## TASK DETAILS
Which lines in the material below contain the word "with"? Copy each of them.

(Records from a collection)
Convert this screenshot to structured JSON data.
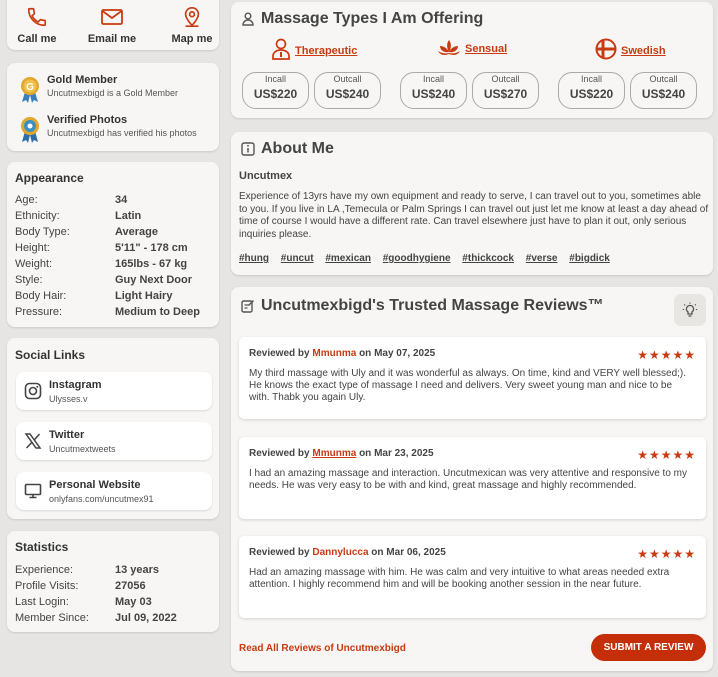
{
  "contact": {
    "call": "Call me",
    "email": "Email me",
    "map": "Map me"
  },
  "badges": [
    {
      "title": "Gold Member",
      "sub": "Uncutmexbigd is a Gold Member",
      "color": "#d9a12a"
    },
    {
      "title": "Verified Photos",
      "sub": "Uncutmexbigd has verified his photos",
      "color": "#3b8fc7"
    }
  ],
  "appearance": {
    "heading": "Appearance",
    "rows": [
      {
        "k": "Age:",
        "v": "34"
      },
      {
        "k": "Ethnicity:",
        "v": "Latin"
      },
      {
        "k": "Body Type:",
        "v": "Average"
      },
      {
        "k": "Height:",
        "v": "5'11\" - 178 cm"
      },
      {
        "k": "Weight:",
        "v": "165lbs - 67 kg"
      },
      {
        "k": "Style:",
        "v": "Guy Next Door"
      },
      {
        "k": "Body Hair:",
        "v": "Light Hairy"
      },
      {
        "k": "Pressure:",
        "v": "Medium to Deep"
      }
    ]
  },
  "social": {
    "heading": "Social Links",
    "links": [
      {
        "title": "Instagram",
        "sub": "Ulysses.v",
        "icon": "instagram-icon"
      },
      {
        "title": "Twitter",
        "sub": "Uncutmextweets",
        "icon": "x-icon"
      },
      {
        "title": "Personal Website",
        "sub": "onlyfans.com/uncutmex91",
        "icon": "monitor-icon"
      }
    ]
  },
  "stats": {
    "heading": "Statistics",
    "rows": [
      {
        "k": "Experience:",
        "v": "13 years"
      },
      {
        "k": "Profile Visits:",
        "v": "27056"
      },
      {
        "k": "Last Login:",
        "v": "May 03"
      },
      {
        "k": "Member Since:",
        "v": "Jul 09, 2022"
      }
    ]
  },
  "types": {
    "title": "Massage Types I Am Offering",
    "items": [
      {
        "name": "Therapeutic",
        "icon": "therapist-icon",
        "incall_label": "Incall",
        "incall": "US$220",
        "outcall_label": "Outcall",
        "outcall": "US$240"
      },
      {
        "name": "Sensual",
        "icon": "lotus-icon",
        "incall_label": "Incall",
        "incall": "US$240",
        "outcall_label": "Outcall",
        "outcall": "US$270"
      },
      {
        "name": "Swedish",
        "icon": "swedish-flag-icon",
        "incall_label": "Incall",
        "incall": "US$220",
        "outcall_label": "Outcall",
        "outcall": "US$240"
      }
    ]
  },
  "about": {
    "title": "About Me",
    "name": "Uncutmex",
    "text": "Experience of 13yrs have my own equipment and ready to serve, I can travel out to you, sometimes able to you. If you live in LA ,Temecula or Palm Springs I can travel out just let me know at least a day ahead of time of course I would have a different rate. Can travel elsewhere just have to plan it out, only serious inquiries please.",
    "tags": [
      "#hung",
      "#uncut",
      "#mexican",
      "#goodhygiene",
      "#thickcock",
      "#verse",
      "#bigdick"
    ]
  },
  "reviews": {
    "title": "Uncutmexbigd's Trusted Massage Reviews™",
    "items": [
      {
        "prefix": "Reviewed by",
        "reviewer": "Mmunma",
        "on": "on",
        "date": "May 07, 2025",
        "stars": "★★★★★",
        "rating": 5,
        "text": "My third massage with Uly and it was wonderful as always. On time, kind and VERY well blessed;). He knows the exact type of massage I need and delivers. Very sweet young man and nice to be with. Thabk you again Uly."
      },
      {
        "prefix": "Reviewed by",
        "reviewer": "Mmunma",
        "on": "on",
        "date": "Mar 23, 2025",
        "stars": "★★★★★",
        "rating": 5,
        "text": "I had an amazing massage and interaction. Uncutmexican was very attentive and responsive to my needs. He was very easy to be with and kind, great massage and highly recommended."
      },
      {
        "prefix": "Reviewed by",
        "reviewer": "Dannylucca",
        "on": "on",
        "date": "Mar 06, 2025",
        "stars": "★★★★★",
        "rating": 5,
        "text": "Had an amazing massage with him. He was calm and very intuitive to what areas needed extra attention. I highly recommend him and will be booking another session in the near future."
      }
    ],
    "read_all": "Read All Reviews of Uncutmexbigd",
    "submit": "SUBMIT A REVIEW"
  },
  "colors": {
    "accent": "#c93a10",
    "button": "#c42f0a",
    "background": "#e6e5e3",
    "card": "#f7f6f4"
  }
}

--

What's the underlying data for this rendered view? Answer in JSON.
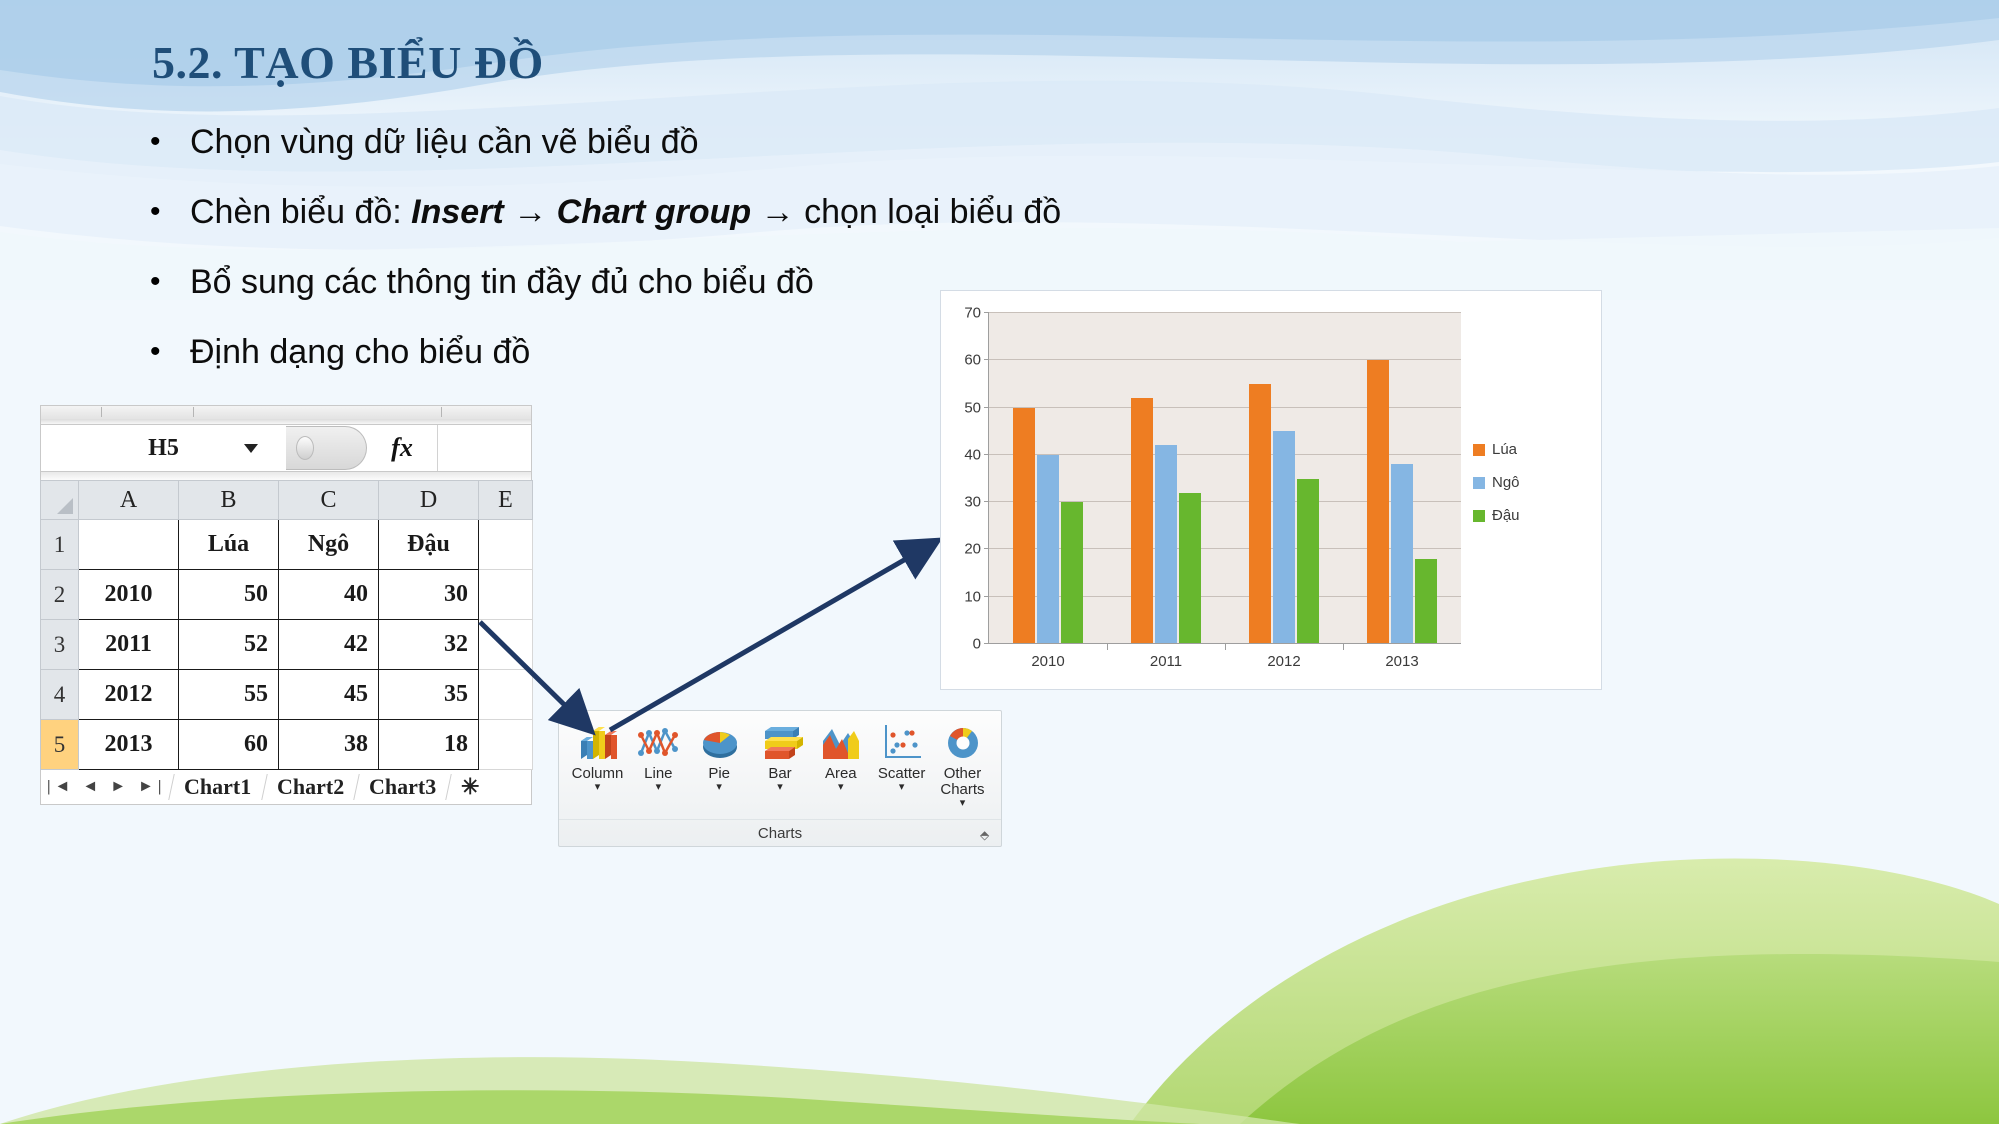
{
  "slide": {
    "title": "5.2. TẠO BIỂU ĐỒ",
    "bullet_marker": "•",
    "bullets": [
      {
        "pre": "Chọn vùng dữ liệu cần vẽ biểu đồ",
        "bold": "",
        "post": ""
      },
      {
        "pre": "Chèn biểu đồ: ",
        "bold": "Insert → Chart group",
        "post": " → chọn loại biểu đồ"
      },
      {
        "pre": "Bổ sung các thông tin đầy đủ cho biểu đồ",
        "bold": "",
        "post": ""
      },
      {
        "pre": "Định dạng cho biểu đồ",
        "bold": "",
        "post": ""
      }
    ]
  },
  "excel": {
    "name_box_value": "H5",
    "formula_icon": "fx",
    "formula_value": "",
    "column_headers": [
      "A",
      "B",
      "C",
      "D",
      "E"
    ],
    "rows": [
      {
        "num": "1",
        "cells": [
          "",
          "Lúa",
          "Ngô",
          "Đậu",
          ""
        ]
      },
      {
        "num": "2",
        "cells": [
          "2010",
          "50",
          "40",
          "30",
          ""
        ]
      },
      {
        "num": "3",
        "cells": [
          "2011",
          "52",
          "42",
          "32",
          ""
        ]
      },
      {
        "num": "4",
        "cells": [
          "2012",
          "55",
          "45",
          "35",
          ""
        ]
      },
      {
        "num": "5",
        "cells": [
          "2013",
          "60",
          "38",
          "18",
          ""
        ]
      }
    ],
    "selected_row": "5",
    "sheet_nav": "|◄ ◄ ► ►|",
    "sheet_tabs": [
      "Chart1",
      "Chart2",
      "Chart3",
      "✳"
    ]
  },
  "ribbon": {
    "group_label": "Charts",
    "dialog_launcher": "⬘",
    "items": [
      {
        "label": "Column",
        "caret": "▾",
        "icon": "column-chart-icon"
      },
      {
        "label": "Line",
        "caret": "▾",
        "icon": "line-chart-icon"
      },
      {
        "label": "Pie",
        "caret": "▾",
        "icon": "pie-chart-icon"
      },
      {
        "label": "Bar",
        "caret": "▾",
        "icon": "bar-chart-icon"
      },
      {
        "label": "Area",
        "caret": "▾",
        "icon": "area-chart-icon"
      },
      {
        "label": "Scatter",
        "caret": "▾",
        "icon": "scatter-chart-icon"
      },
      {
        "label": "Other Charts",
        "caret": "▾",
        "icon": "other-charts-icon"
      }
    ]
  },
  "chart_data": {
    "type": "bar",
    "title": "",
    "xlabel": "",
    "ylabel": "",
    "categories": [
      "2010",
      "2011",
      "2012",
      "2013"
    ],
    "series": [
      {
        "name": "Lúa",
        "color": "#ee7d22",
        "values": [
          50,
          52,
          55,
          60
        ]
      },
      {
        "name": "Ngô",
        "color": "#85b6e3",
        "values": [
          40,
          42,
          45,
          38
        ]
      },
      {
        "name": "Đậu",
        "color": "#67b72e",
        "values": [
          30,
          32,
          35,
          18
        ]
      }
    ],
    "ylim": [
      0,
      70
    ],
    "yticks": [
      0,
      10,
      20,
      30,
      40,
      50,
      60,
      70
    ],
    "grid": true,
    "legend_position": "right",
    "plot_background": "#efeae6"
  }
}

## OUTPUT FOR THIS EXERCISE
        "text": "My third massage with Uly and it was wonderful as always. On time, kind and VERY well blessed;). He knows the exact type of massage I need and delivers. Very sweet young man and nice to be with. Thabk you again Uly."
        "text": "I had an amazing massage and interaction. Uncutmexican was very attentive and responsive to my needs. He was very easy to be with and kind, great massage and highly recommended."
        "text": "Had an amazing massage with him. He was calm and very intuitive to what areas needed extra attention. I highly recommend him and will be booking another session in the near future."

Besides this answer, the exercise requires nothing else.